- Work required:
Say how many lines in the entries hold the word "cuevas", and reply with that number only.

- Dataset items:
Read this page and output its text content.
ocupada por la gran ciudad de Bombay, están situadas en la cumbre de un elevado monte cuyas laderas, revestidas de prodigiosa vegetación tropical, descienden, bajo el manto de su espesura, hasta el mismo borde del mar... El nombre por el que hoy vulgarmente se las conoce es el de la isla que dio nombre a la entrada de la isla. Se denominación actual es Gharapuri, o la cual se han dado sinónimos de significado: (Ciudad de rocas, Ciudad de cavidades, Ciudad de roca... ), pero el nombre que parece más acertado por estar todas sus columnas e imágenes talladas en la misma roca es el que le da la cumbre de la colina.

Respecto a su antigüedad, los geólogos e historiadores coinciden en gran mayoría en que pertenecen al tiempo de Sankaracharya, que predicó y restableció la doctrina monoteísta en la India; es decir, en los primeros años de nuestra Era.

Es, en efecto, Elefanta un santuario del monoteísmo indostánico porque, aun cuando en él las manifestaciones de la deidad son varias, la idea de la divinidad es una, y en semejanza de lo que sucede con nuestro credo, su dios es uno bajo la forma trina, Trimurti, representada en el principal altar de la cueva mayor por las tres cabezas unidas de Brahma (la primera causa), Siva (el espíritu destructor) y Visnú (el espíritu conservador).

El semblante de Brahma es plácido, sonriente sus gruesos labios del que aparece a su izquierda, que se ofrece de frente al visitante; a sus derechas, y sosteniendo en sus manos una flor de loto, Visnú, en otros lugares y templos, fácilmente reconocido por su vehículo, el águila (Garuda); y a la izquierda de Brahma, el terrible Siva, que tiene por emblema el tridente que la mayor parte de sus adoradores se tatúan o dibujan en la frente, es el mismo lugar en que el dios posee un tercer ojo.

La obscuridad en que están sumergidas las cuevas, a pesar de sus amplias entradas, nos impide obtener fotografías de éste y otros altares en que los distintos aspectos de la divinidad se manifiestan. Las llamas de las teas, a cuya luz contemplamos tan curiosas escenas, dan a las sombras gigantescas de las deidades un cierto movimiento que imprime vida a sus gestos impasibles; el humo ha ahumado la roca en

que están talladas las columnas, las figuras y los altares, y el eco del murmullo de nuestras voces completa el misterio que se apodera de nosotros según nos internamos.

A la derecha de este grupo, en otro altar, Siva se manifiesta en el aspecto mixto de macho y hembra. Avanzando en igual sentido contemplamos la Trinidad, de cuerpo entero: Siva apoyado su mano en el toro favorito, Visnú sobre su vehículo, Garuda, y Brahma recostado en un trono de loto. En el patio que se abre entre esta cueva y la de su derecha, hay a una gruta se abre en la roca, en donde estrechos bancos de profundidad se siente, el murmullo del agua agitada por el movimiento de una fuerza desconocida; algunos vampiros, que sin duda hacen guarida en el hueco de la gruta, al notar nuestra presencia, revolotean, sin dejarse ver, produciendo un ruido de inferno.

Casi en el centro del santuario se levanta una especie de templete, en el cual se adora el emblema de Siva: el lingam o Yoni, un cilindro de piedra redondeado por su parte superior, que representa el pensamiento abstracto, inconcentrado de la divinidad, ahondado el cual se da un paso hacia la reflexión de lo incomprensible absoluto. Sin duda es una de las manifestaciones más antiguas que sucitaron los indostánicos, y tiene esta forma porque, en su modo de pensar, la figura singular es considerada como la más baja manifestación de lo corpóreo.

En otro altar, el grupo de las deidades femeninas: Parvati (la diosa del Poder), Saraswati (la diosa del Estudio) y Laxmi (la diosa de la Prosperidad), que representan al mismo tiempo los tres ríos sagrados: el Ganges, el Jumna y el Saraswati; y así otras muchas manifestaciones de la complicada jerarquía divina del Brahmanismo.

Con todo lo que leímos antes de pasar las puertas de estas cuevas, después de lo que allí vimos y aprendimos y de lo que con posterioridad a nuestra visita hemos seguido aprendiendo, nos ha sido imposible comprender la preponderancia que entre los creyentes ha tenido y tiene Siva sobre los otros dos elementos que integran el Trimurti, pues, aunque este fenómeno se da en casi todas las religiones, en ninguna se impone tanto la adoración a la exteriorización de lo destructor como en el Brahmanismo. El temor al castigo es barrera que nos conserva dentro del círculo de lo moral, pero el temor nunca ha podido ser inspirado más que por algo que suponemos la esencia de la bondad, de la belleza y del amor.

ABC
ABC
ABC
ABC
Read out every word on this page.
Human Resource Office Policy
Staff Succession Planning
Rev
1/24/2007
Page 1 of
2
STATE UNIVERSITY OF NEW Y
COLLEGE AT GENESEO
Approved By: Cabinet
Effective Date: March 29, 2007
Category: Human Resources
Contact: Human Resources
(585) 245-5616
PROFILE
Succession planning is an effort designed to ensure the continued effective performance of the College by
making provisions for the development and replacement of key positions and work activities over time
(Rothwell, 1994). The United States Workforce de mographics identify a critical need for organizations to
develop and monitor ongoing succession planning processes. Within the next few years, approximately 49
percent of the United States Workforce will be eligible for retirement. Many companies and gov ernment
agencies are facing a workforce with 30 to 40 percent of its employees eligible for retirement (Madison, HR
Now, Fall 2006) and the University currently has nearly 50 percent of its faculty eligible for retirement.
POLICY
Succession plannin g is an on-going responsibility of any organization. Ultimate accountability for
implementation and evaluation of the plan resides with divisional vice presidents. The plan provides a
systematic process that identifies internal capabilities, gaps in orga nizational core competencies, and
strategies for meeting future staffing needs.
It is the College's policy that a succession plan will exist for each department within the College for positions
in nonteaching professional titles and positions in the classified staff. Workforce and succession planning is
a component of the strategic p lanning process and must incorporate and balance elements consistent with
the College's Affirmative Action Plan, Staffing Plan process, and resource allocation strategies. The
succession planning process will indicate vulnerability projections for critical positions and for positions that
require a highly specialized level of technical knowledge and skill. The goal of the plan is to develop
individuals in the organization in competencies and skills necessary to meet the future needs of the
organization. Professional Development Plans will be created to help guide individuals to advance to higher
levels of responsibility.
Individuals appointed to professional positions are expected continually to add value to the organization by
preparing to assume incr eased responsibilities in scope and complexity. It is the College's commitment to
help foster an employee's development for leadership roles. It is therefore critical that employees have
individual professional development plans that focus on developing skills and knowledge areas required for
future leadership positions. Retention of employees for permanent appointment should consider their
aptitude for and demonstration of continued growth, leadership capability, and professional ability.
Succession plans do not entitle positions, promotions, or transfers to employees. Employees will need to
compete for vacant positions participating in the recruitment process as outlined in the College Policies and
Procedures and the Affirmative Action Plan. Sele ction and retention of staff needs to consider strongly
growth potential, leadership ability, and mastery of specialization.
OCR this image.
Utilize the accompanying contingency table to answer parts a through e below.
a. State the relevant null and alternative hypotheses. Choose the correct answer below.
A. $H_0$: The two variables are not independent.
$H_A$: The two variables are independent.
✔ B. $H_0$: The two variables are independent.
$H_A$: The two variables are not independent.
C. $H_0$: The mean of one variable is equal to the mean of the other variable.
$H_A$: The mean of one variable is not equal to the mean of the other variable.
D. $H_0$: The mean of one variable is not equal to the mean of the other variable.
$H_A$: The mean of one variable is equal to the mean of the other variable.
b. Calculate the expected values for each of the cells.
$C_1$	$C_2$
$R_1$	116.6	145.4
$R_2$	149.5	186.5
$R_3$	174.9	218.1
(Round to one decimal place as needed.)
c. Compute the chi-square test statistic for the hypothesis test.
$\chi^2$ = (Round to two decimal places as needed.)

- Written response:
2